+++ Input records
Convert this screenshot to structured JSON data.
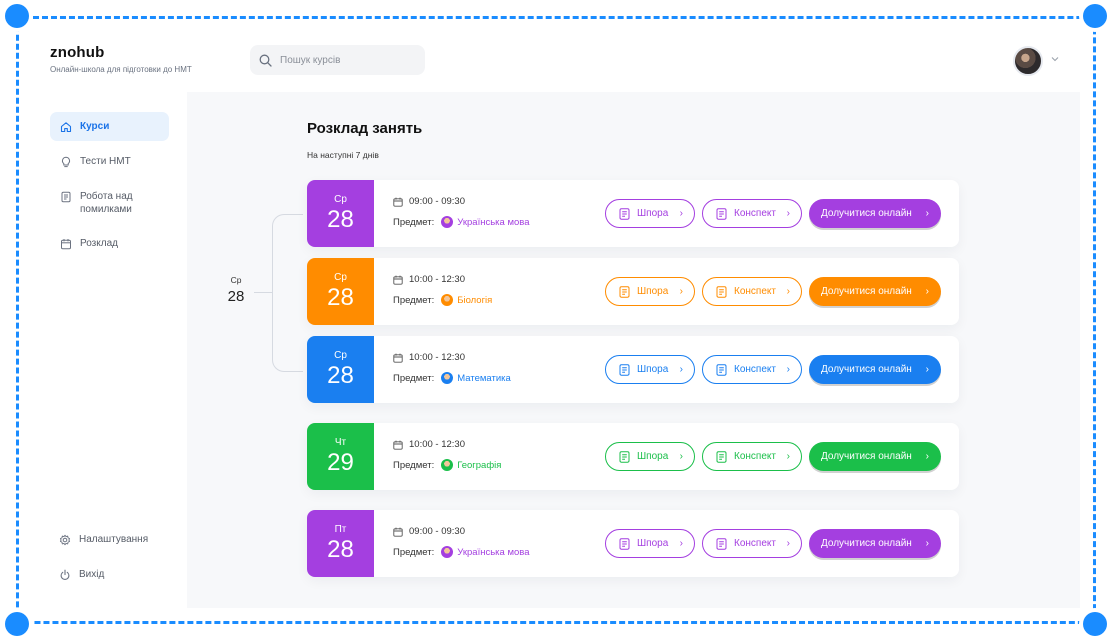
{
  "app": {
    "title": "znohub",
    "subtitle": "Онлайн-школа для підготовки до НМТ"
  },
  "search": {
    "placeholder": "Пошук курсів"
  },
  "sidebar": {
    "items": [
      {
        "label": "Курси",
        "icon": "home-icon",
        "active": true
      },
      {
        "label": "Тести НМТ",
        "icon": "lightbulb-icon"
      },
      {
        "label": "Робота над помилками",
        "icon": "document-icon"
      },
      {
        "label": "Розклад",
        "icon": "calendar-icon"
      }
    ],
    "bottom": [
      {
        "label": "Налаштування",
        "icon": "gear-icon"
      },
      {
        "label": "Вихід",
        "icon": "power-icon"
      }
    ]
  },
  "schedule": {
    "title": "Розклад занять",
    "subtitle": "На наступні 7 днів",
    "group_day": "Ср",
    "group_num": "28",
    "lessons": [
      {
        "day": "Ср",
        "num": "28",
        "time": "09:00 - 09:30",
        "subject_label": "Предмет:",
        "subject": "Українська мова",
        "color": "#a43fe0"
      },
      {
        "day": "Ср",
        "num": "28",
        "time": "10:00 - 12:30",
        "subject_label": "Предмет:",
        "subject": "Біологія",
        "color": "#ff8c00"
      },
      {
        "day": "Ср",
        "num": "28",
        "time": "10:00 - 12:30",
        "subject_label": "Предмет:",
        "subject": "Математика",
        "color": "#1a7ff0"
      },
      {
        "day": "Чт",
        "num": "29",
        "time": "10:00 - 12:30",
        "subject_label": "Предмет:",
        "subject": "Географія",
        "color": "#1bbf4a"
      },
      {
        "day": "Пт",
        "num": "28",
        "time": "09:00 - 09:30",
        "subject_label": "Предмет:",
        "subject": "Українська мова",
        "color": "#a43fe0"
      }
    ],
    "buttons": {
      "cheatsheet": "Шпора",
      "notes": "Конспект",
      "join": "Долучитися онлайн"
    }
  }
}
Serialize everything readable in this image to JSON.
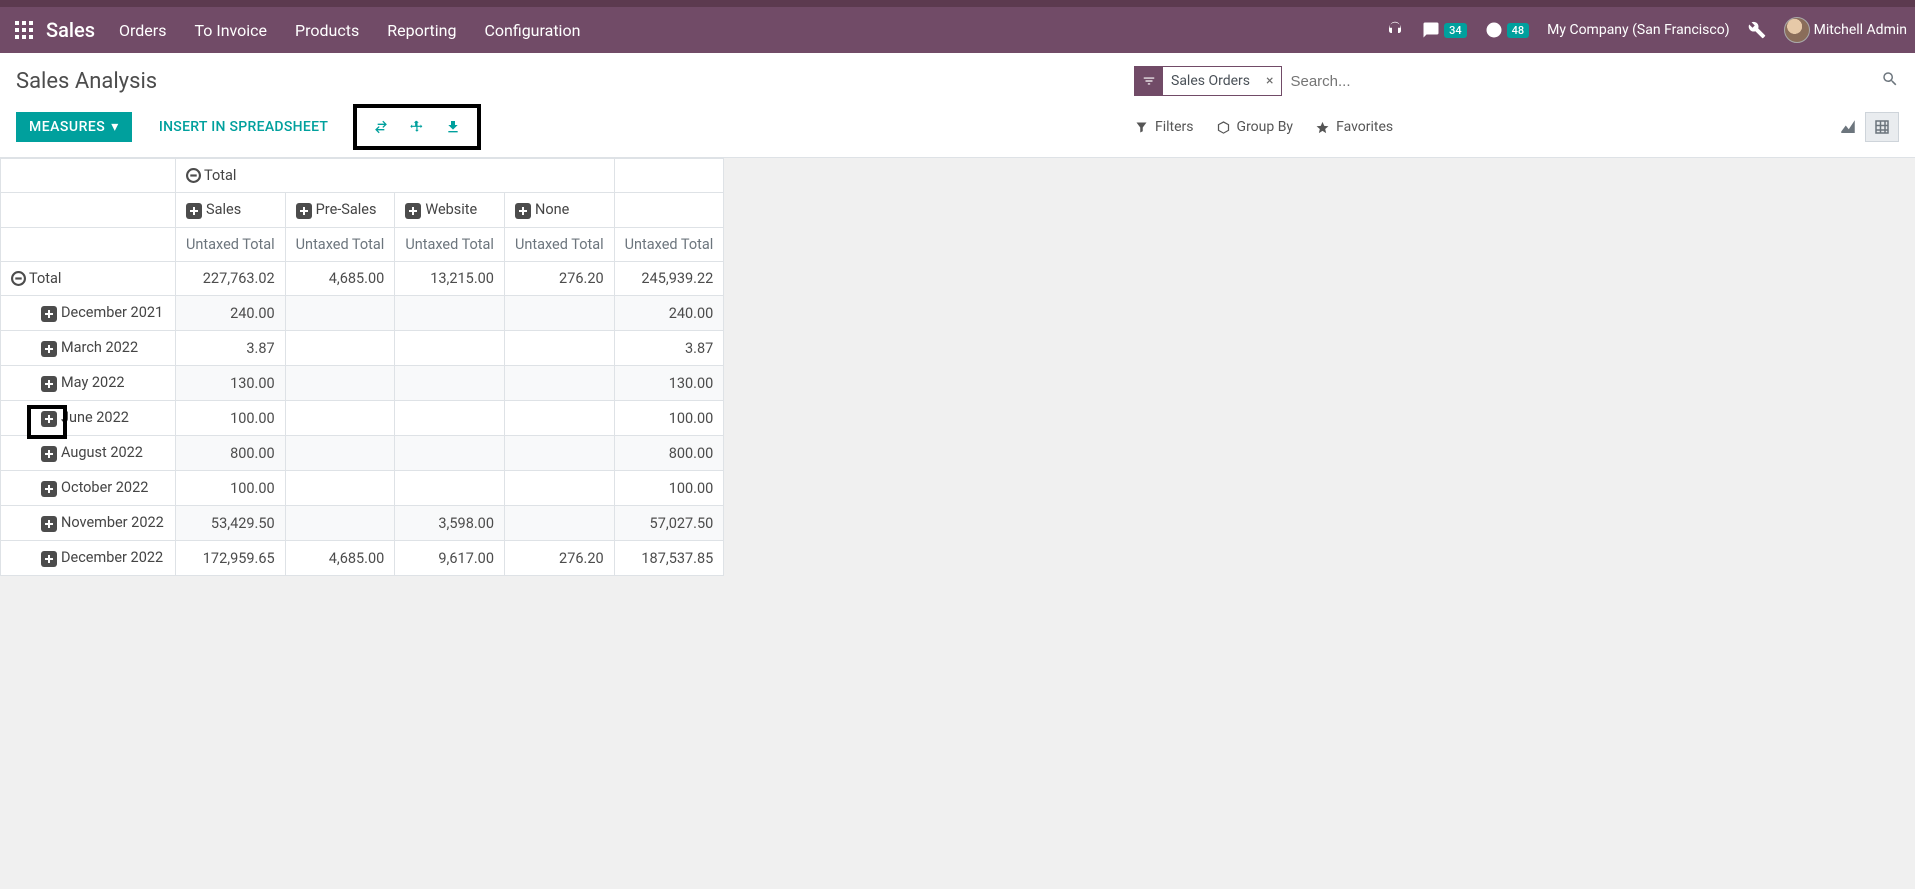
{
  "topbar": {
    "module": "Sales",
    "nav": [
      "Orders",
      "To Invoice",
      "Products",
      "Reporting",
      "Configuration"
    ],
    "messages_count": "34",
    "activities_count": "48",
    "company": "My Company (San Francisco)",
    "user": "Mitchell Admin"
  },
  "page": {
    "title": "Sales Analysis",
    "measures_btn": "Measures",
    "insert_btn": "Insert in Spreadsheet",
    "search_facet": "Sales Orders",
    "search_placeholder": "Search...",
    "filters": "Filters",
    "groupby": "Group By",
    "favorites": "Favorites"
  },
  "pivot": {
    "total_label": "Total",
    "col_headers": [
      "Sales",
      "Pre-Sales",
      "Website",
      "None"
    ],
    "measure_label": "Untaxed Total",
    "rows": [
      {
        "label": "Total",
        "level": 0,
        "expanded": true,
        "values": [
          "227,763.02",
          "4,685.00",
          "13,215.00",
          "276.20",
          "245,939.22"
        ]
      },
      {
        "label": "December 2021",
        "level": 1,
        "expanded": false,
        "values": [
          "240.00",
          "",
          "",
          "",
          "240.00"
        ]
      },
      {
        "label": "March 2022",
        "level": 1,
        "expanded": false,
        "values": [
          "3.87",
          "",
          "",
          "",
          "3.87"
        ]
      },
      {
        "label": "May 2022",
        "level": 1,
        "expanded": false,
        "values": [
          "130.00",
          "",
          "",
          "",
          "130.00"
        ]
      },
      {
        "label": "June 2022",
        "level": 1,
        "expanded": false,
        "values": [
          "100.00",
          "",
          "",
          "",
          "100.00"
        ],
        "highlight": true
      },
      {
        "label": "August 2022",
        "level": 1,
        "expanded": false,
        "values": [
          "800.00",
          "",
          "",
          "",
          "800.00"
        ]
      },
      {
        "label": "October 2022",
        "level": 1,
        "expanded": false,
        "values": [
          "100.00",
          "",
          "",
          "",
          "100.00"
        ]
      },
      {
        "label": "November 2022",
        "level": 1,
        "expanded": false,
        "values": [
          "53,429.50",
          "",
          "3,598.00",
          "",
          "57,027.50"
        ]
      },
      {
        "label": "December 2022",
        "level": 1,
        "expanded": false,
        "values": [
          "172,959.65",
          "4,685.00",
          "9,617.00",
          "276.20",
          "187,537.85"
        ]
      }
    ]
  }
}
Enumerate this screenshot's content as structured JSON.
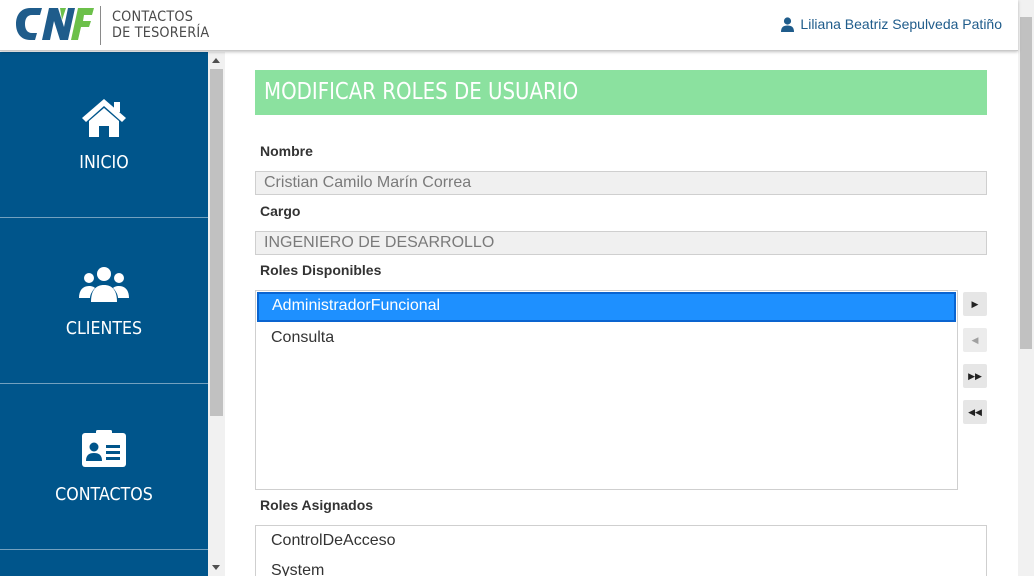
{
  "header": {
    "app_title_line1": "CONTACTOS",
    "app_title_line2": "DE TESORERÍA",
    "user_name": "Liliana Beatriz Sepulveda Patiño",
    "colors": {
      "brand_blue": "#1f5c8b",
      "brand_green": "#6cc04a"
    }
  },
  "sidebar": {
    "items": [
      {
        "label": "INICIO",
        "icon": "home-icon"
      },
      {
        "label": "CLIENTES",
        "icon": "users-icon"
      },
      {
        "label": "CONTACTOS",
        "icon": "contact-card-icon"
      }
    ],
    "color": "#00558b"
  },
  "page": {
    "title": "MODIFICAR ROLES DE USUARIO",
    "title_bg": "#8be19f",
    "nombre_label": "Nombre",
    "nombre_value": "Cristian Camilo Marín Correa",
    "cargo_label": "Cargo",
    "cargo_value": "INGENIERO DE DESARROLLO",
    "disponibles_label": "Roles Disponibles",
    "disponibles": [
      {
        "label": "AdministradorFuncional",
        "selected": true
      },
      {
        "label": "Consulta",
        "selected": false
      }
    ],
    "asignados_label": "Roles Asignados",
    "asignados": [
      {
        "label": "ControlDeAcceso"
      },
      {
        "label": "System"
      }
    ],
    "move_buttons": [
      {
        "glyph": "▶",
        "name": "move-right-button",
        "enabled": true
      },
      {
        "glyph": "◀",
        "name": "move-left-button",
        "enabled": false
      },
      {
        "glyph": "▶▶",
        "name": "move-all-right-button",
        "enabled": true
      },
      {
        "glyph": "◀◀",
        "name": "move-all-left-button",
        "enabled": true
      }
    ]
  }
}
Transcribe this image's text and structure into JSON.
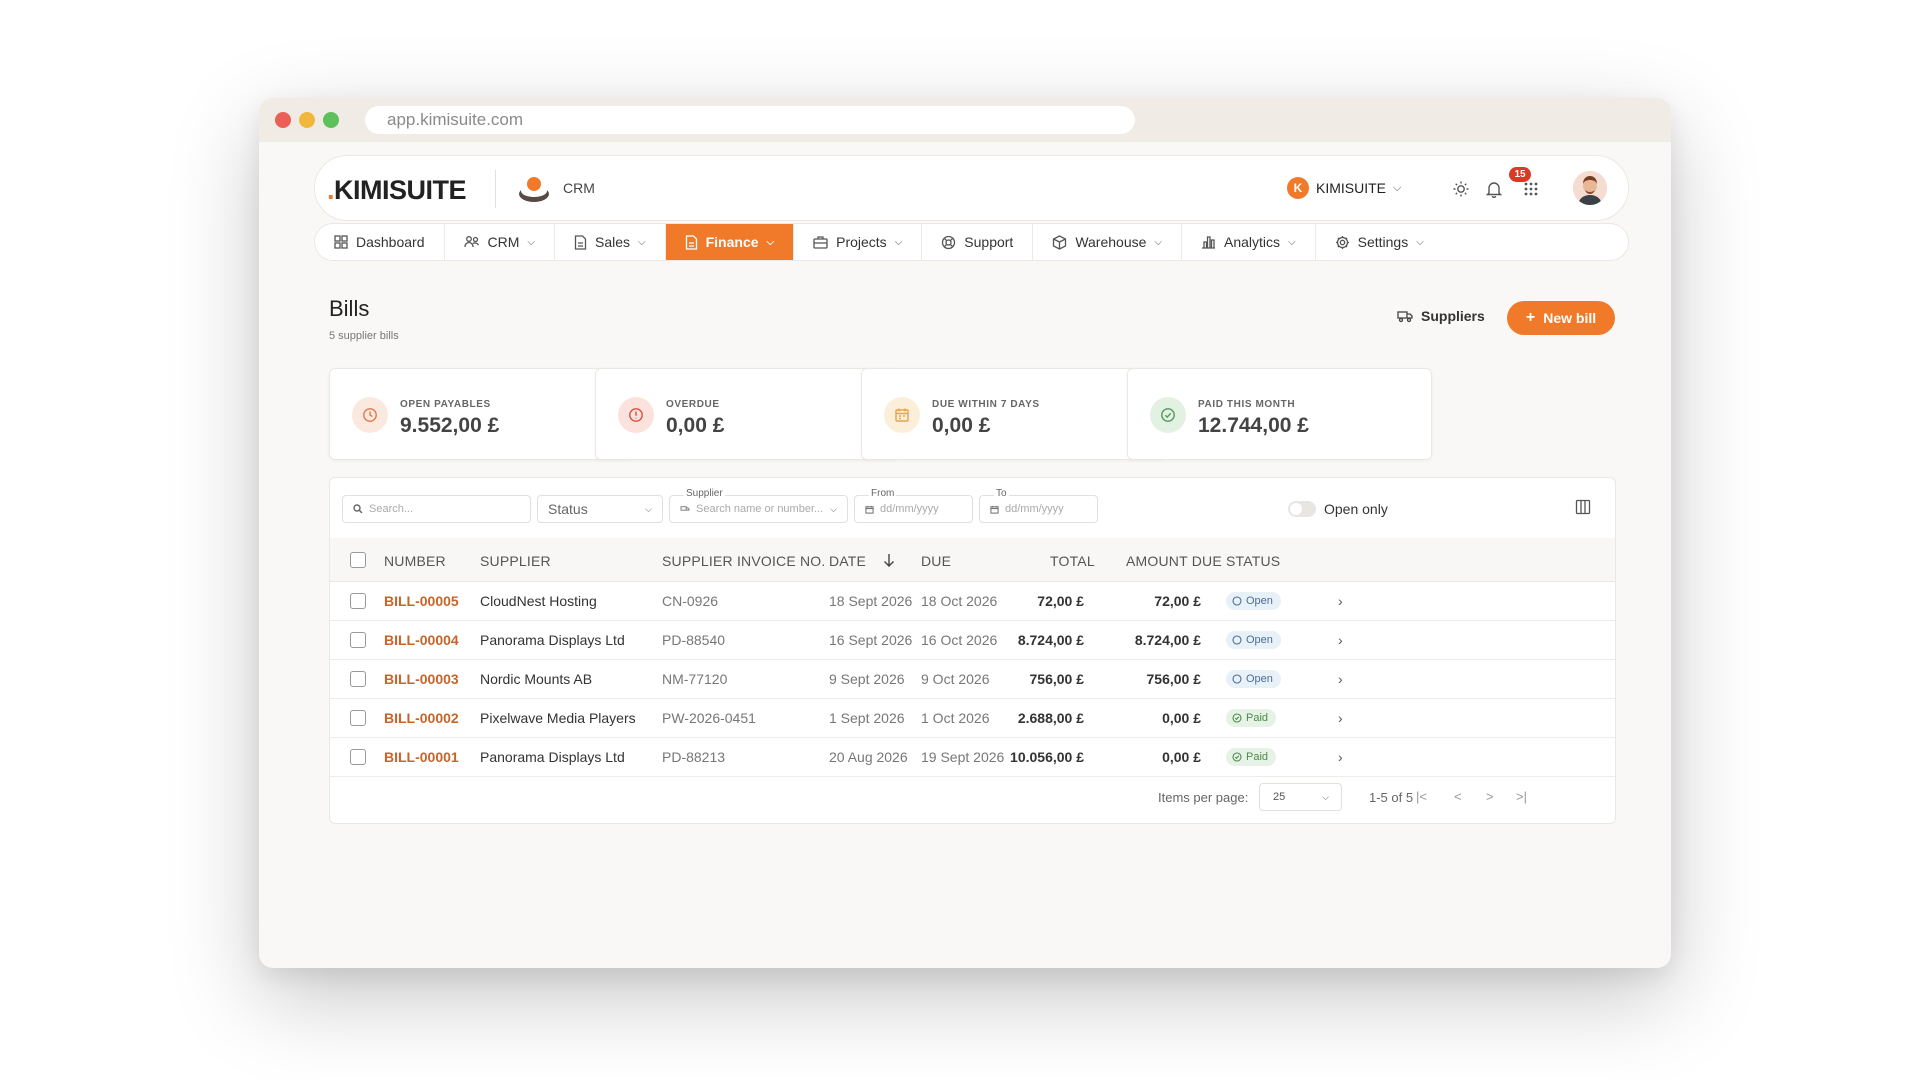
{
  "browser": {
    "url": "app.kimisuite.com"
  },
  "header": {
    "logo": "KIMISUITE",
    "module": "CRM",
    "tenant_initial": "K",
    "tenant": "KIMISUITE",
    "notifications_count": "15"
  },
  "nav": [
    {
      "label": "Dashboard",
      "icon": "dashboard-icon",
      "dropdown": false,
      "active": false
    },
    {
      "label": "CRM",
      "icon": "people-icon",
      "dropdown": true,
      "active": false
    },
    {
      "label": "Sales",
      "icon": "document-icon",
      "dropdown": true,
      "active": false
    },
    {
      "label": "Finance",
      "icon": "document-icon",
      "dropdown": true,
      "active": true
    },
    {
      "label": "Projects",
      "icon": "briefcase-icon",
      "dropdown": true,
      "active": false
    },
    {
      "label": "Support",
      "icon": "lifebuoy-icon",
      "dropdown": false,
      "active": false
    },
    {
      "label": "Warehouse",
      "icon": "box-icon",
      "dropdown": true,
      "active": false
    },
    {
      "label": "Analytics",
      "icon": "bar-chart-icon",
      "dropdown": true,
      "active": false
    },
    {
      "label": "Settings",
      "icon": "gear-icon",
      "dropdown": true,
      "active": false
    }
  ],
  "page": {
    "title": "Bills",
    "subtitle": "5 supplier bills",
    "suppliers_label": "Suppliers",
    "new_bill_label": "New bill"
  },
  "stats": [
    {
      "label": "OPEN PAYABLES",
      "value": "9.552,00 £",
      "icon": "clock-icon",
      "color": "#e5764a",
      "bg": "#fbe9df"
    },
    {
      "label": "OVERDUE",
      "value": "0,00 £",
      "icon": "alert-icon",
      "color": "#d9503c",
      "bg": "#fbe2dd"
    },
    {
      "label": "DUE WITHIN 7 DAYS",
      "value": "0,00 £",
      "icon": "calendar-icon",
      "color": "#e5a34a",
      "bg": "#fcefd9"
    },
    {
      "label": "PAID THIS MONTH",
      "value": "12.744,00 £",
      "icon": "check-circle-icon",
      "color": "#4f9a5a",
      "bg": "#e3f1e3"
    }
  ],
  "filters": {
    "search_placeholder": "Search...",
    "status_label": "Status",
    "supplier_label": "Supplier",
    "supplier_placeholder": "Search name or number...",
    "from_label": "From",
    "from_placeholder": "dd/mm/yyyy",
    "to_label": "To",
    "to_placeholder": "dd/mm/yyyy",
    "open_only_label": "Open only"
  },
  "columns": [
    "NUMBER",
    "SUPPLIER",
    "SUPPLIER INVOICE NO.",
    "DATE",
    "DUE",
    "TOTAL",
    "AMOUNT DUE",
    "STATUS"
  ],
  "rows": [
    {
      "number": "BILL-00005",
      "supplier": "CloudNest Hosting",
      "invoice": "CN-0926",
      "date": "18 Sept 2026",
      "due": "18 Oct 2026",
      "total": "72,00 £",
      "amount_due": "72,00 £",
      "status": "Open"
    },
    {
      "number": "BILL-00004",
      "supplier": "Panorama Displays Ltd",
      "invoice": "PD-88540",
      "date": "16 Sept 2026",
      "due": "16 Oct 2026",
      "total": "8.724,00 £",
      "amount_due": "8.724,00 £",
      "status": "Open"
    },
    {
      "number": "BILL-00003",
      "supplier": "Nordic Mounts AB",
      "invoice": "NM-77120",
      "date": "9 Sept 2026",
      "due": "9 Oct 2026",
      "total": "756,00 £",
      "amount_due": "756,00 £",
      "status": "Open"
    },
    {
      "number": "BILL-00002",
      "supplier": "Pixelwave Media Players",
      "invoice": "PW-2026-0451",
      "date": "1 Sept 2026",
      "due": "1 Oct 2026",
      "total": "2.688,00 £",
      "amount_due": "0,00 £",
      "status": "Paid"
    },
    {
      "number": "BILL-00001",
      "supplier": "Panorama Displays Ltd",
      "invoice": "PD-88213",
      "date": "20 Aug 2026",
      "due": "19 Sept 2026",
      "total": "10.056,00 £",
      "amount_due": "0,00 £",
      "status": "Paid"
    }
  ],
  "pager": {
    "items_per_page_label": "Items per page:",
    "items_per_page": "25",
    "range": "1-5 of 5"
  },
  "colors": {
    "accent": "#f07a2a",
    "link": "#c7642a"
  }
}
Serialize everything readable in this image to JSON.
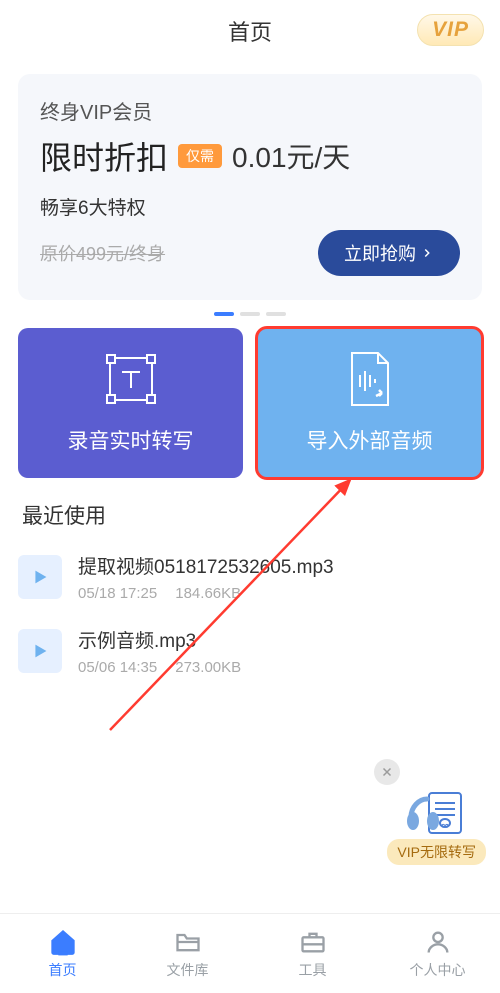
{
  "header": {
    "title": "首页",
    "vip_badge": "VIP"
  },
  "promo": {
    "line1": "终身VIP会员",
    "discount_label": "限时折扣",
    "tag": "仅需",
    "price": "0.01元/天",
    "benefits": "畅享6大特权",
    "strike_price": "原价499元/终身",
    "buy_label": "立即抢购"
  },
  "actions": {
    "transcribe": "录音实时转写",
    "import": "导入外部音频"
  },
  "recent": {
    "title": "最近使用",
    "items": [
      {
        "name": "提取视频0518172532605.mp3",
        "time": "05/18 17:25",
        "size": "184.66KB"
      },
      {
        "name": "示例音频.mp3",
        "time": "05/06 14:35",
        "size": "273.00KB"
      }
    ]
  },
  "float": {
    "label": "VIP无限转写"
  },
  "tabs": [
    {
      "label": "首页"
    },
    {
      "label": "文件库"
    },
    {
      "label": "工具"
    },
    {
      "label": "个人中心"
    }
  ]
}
++++++
From the listing, copy every line where the string "Sales" appears.

    "module": "Sales",
    "title": "Sales Analysis",
    "search_facet": "Sales Orders",
      "Sales",
      "Pre-Sales",
      "label": "Sales",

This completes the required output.